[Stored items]
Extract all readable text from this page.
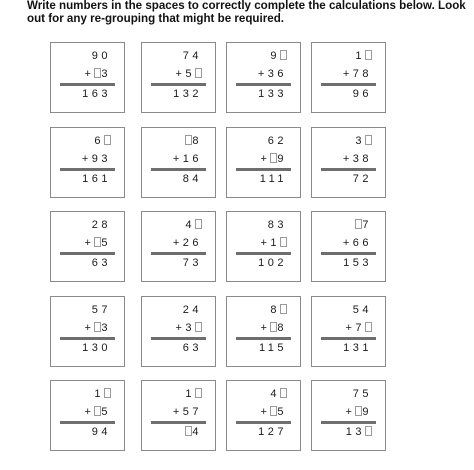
Write numbers in the spaces to correctly complete the calculations below. Look out for any re-grouping that might be required.
90
+ 3
163
74
+5
132
9
+36
133
1
+78
96
6
+93
161
8
+16
84
62
+ 9
111
3
+38
72
28
+ 5
63
4
+26
73
83
+1
102
7
+66
153
57
+ 3
130
24
+3
63
8
+ 8
115
54
+7
131
1
+ 5
94
1
+57
4
4
+ 5
127
75
+ 9
13
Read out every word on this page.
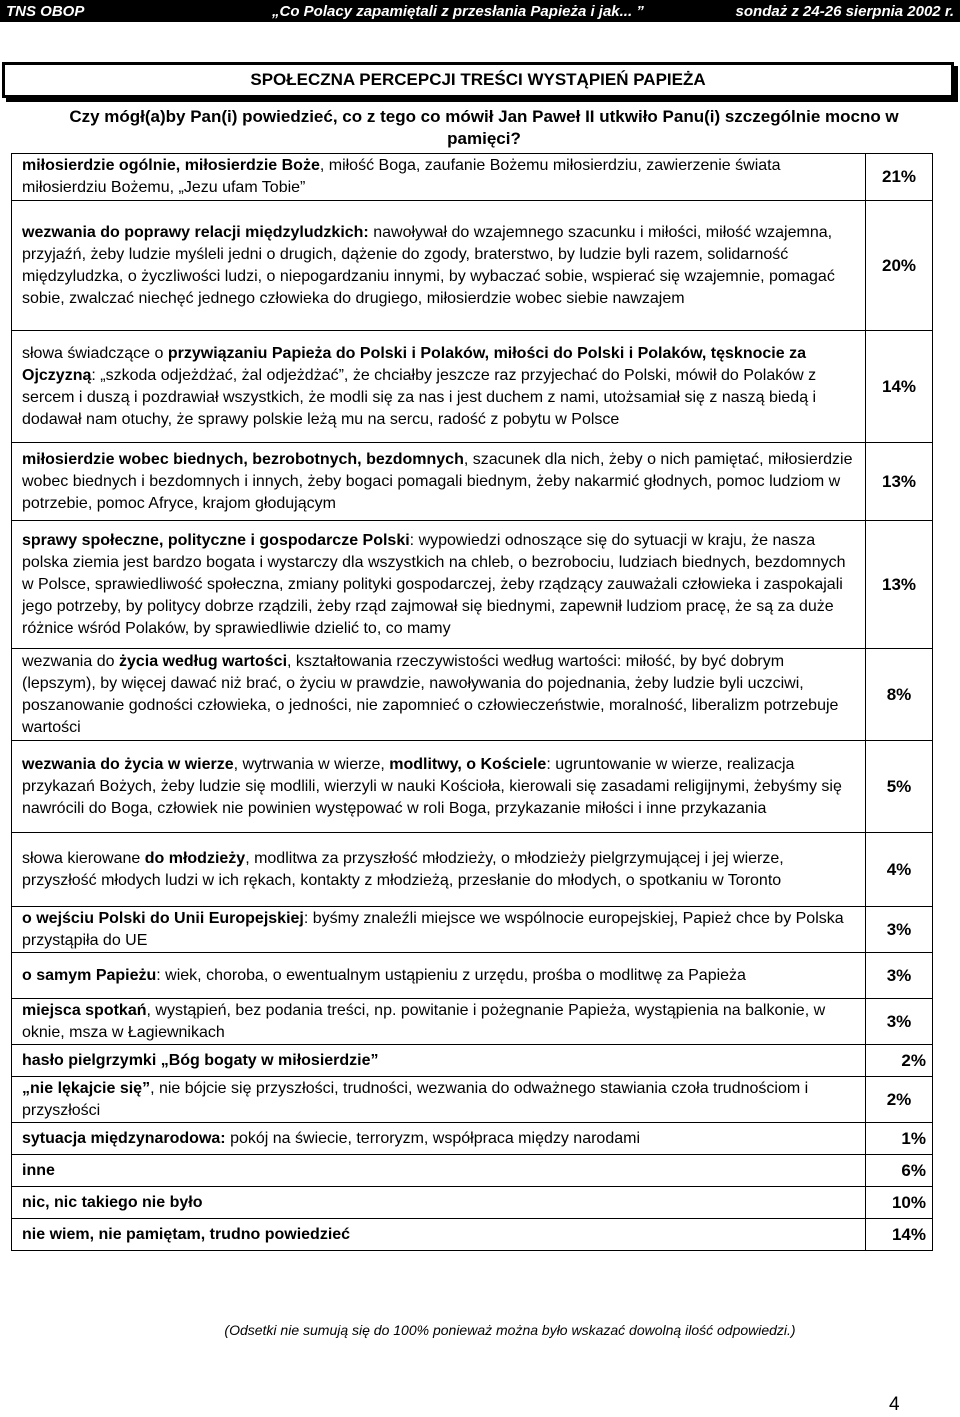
TNS OBOP	„Co Polacy zapamiętali z przesłania Papieża i jak... ”	sondaż z 24-26 sierpnia 2002 r.
SPOŁECZNA PERCEPCJI TREŚCI WYSTĄPIEŃ PAPIEŻA
Czy mógł(a)by Pan(i) powiedzieć, co z tego co mówił Jan Paweł II utkwiło Panu(i) szczególnie mocno w pamięci?
miłosierdzie ogólnie, miłosierdzie Boże, miłość Boga, zaufanie Bożemu miłosierdziu, zawierzenie świata miłosierdziu Bożemu, „Jezu ufam Tobie”	21%
wezwania do poprawy relacji międzyludzkich: nawoływał do wzajemnego szacunku i miłości, miłość wzajemna, przyjaźń, żeby ludzie myśleli jedni o drugich, dążenie do zgody, braterstwo, by ludzie byli razem, solidarność międzyludzka, o życzliwości ludzi, o niepogardzaniu innymi, by wybaczać sobie, wspierać się wzajemnie, pomagać sobie, zwalczać niechęć jednego człowieka do drugiego, miłosierdzie wobec siebie nawzajem	20%
słowa świadczące o przywiązaniu Papieża do Polski i Polaków, miłości do Polski i Polaków, tęsknocie za Ojczyzną: „szkoda odjeżdżać, żal odjeżdżać”, że chciałby jeszcze raz przyjechać do Polski, mówił do Polaków z sercem i duszą i pozdrawiał wszystkich, że modli się za nas i jest duchem z nami, utożsamiał się z naszą biedą i dodawał nam otuchy, że sprawy polskie leżą mu na sercu, radość z pobytu w Polsce	14%
miłosierdzie wobec biednych, bezrobotnych, bezdomnych, szacunek dla nich, żeby o nich pamiętać, miłosierdzie wobec biednych i bezdomnych i innych, żeby bogaci pomagali biednym, żeby nakarmić głodnych, pomoc ludziom w potrzebie, pomoc Afryce, krajom głodującym	13%
sprawy społeczne, polityczne i gospodarcze Polski: wypowiedzi odnoszące się do sytuacji w kraju, że nasza polska ziemia jest bardzo bogata i wystarczy dla wszystkich na chleb, o bezrobociu, ludziach biednych, bezdomnych w Polsce, sprawiedliwość społeczna, zmiany polityki gospodarczej, żeby rządzący zauważali człowieka i zaspokajali jego potrzeby, by politycy dobrze rządzili, żeby rząd zajmował się biednymi, zapewnił ludziom pracę, że są za duże różnice wśród Polaków, by sprawiedliwie dzielić to, co mamy	13%
wezwania do życia według wartości, kształtowania rzeczywistości według wartości: miłość, by być dobrym (lepszym), by więcej dawać niż brać, o życiu w prawdzie, nawoływania do pojednania, żeby ludzie byli uczciwi, poszanowanie godności człowieka, o jedności, nie zapomnieć o człowieczeństwie, moralność, liberalizm potrzebuje wartości	8%
wezwania do życia w wierze, wytrwania w wierze, modlitwy, o Kościele: ugruntowanie w wierze, realizacja przykazań Bożych, żeby ludzie się modlili, wierzyli w nauki Kościoła, kierowali się zasadami religijnymi, żebyśmy się nawrócili do Boga, człowiek nie powinien występować w roli Boga, przykazanie miłości i inne przykazania	5%
słowa kierowane do młodzieży, modlitwa za przyszłość młodzieży, o młodzieży pielgrzymującej i jej wierze, przyszłość młodych ludzi w ich rękach, kontakty z młodzieżą, przesłanie do młodych, o spotkaniu w Toronto	4%
o wejściu Polski do Unii Europejskiej: byśmy znaleźli miejsce we wspólnocie europejskiej, Papież chce by Polska przystąpiła do UE	3%
o samym Papieżu: wiek, choroba, o ewentualnym ustąpieniu z urzędu, prośba o modlitwę za Papieża	3%
miejsca spotkań, wystąpień, bez podania treści, np. powitanie i pożegnanie Papieża, wystąpienia na balkonie, w oknie, msza w Łagiewnikach	3%
hasło pielgrzymki „Bóg bogaty w miłosierdzie”	2%
„nie lękajcie się”, nie bójcie się przyszłości, trudności, wezwania do odważnego stawiania czoła trudnościom i przyszłości	2%
sytuacja międzynarodowa: pokój na świecie, terroryzm, współpraca między narodami	1%
inne	6%
nic, nic takiego nie było	10%
nie wiem, nie pamiętam, trudno powiedzieć	14%
(Odsetki nie sumują się do 100% ponieważ można było wskazać dowolną ilość odpowiedzi.)
4
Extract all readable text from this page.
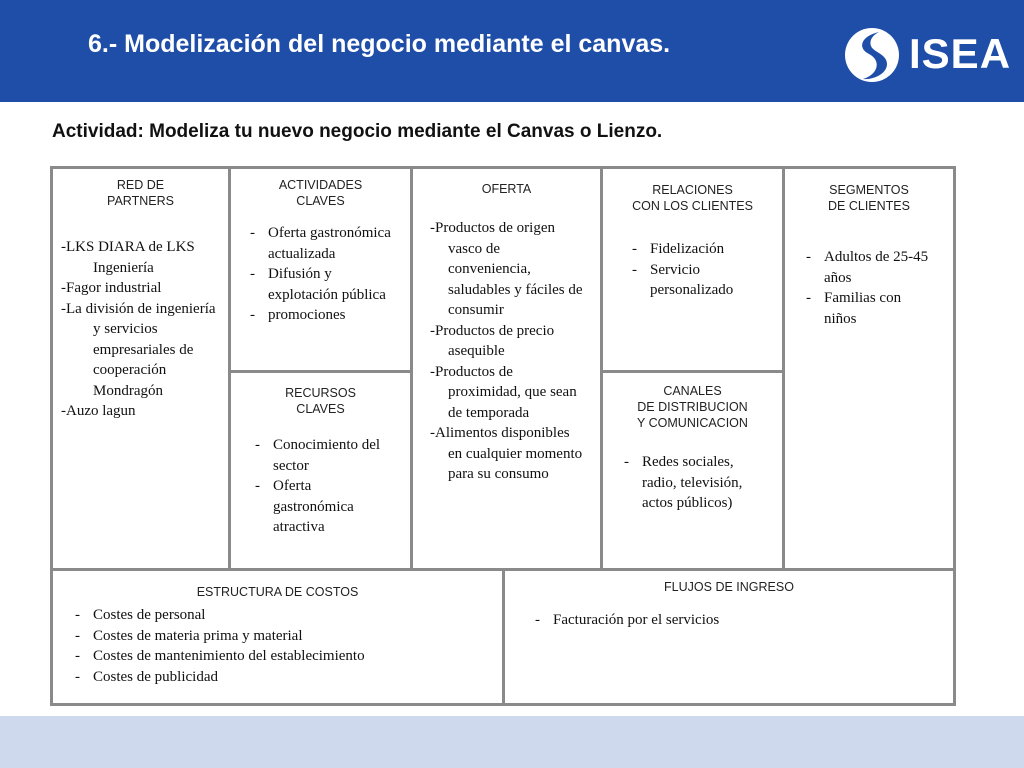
6.- Modelización del negocio mediante el canvas.	ISEA
Actividad: Modeliza tu nuevo negocio mediante el Canvas o Lienzo.
RED DE
PARTNERS
-LKS DIARA de LKS Ingeniería
-Fagor industrial
-La división de ingeniería y servicios empresariales de cooperación Mondragón
-Auzo lagun
ACTIVIDADES
CLAVES
- Oferta gastronómica actualizada
- Difusión y explotación pública
- promociones
RECURSOS
CLAVES
- Conocimiento del sector
- Oferta gastronómica atractiva
OFERTA
-Productos de origen vasco de conveniencia, saludables y fáciles de consumir
-Productos de precio asequible
-Productos de proximidad, que sean de temporada
-Alimentos disponibles en cualquier momento para su consumo
RELACIONES
CON LOS CLIENTES
- Fidelización
- Servicio personalizado
CANALES
DE DISTRIBUCION
Y COMUNICACION
- Redes sociales, radio, televisión, actos públicos)
SEGMENTOS
DE CLIENTES
- Adultos de 25-45 años
- Familias con niños
ESTRUCTURA DE COSTOS
- Costes de personal
- Costes de materia prima y material
- Costes de mantenimiento del establecimiento
- Costes de publicidad
FLUJOS DE INGRESO
- Facturación por el servicios
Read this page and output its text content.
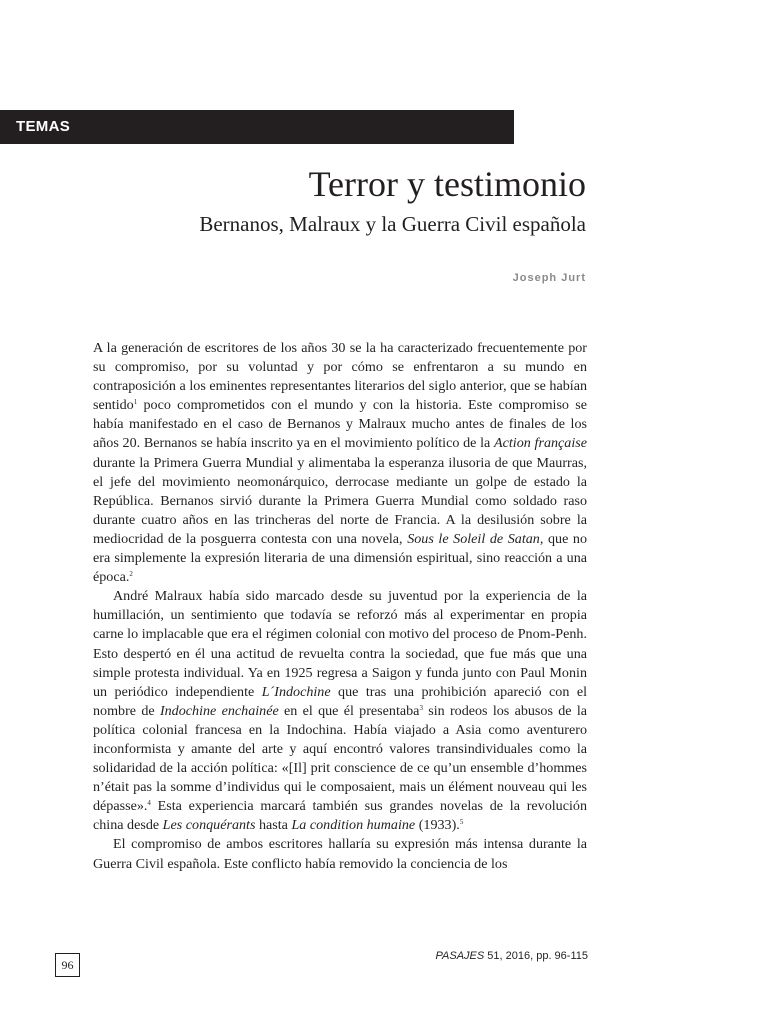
TEMAS
Terror y testimonio
Bernanos, Malraux y la Guerra Civil española
Joseph Jurt

A la generación de escritores de los años 30 se la ha caracterizado frecuentemente por su compromiso, por su voluntad y por cómo se enfrentaron a su mundo en contraposición a los eminentes representantes literarios del siglo anterior, que se habían sentido$^1$ poco comprometidos con el mundo y con la historia. Este compromiso se había manifestado en el caso de Bernanos y Malraux mucho antes de finales de los años 20. Bernanos se había inscrito ya en el movimiento político de la Action française durante la Primera Guerra Mundial y alimentaba la esperanza ilusoria de que Maurras, el jefe del movimiento neomonárquico, derrocase mediante un golpe de estado la República. Bernanos sirvió durante la Primera Guerra Mundial como soldado raso durante cuatro años en las trincheras del norte de Francia. A la desilusión sobre la mediocridad de la posguerra contesta con una novela, Sous le Soleil de Satan, que no era simplemente la expresión literaria de una dimensión espiritual, sino reacción a una época.$^2$

André Malraux había sido marcado desde su juventud por la experiencia de la humillación, un sentimiento que todavía se reforzó más al experimentar en propia carne lo implacable que era el régimen colonial con motivo del proceso de Pnom-Penh. Esto despertó en él una actitud de revuelta contra la sociedad, que fue más que una simple protesta individual. Ya en 1925 regresa a Saigon y funda junto con Paul Monin un periódico independiente L´Indochine que tras una prohibición apareció con el nombre de Indochine enchainée en el que él presentaba$^3$ sin rodeos los abusos de la política colonial francesa en la Indochina. Había viajado a Asia como aventurero inconformista y amante del arte y aquí encontró valores transindividuales como la solidaridad de la acción política: «[Il] prit conscience de ce qu’un ensemble d’hommes n’était pas la somme d’individus qui le composaient, mais un élément nouveau qui les dépasse».$^4$ Esta experiencia marcará también sus grandes novelas de la revolución china desde Les conquérants hasta La condition humaine (1933).$^5$

El compromiso de ambos escritores hallaría su expresión más intensa durante la Guerra Civil española. Este conflicto había removido la conciencia de los

96
PASAJES 51, 2016, pp. 96-115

▶ **Description of the task**: Find each line that has the word "servicios", then copy it out.

▶ **Problem solution**:
-La división de ingeniería y servicios empresariales de cooperación Mondragón
- Facturación por el servicios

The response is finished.